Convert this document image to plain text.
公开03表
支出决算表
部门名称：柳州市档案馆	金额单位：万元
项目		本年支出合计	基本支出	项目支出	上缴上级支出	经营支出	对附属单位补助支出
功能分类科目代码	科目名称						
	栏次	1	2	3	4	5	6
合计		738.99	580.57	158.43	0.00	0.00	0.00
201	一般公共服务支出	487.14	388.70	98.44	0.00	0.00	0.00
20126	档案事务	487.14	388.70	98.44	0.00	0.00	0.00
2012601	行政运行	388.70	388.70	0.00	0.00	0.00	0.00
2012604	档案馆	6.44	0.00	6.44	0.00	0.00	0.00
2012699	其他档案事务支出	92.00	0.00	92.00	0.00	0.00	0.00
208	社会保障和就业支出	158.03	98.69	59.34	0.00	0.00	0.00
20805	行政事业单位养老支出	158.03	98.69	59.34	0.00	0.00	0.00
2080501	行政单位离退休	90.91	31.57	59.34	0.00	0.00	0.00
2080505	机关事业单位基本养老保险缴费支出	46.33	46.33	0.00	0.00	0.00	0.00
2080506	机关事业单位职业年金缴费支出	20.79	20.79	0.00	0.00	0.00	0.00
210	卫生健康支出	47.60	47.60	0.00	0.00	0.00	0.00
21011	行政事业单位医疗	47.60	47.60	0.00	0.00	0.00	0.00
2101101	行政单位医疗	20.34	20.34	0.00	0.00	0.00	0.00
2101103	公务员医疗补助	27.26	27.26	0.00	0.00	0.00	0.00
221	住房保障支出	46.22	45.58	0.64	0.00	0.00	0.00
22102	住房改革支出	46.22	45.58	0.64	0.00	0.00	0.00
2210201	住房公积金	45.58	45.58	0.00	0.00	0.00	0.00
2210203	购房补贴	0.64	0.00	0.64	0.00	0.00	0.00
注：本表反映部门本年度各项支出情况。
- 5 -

┄┄┄┄┄┄

# WRITTEN EXERCISE
Type the material above out again, exactly.

# TASK SOLUTION
Convert this document image to plain text.
公开03表
支出决算表
部门名称：柳州市档案馆	金额单位：万元
项目		本年支出合计	基本支出	项目支出	上缴上级支出	经营支出	对附属单位补助支出
功能分类科目代码	科目名称						
	栏次	1	2	3	4	5	6
合计		738.99	580.57	158.43	0.00	0.00	0.00
201	一般公共服务支出	487.14	388.70	98.44	0.00	0.00	0.00
20126	档案事务	487.14	388.70	98.44	0.00	0.00	0.00
2012601	行政运行	388.70	388.70	0.00	0.00	0.00	0.00
2012604	档案馆	6.44	0.00	6.44	0.00	0.00	0.00
2012699	其他档案事务支出	92.00	0.00	92.00	0.00	0.00	0.00
208	社会保障和就业支出	158.03	98.69	59.34	0.00	0.00	0.00
20805	行政事业单位养老支出	158.03	98.69	59.34	0.00	0.00	0.00
2080501	行政单位离退休	90.91	31.57	59.34	0.00	0.00	0.00
2080505	机关事业单位基本养老保险缴费支出	46.33	46.33	0.00	0.00	0.00	0.00
2080506	机关事业单位职业年金缴费支出	20.79	20.79	0.00	0.00	0.00	0.00
210	卫生健康支出	47.60	47.60	0.00	0.00	0.00	0.00
21011	行政事业单位医疗	47.60	47.60	0.00	0.00	0.00	0.00
2101101	行政单位医疗	20.34	20.34	0.00	0.00	0.00	0.00
2101103	公务员医疗补助	27.26	27.26	0.00	0.00	0.00	0.00
221	住房保障支出	46.22	45.58	0.64	0.00	0.00	0.00
22102	住房改革支出	46.22	45.58	0.64	0.00	0.00	0.00
2210201	住房公积金	45.58	45.58	0.00	0.00	0.00	0.00
2210203	购房补贴	0.64	0.00	0.64	0.00	0.00	0.00
注：本表反映部门本年度各项支出情况。
- 5 -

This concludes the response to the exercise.